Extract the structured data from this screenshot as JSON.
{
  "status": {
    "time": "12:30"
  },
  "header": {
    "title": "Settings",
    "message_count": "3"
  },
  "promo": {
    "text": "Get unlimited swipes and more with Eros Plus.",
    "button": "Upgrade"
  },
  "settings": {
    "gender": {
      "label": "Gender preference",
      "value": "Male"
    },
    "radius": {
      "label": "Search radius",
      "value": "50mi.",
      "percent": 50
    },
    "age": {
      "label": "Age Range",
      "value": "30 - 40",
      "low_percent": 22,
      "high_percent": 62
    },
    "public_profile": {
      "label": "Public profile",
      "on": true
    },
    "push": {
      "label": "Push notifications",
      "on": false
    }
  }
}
┄┄┄┄┄┄┄┄┄┄┄┄┄┄┄┄┄┄┄┄
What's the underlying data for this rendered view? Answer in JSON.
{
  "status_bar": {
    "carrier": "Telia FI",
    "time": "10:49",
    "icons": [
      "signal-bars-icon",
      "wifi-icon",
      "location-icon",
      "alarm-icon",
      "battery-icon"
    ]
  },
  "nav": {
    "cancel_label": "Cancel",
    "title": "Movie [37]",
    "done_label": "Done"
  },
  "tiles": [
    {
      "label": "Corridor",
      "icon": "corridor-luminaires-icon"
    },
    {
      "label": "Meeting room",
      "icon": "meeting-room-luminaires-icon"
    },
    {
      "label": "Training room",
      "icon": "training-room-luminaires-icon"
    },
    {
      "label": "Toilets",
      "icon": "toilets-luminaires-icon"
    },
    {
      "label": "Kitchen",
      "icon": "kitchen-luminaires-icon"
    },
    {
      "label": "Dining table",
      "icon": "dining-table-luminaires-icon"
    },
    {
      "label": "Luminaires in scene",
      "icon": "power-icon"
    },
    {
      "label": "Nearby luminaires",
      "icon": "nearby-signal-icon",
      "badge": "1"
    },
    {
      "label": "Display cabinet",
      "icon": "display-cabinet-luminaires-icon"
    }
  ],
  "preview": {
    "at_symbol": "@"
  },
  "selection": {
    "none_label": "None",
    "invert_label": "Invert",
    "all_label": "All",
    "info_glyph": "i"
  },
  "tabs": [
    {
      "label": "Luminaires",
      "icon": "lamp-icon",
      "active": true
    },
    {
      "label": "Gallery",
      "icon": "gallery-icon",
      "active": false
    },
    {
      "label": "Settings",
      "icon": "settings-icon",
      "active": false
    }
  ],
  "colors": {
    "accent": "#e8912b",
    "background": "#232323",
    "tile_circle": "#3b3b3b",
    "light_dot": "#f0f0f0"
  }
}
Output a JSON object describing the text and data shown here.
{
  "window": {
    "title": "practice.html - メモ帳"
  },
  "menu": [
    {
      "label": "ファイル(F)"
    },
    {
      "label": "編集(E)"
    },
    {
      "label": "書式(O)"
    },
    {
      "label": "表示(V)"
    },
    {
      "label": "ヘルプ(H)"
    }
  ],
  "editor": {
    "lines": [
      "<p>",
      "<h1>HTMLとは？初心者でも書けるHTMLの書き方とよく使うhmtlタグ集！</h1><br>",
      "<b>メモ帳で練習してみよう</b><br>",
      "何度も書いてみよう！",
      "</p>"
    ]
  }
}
┄┄┄┄┄┄┄┄┄┄┄┄┄┄┄┄┄┄┄┄
For the entries above, count the lines that contain the string "room", and state that number without further comment.

Task response
4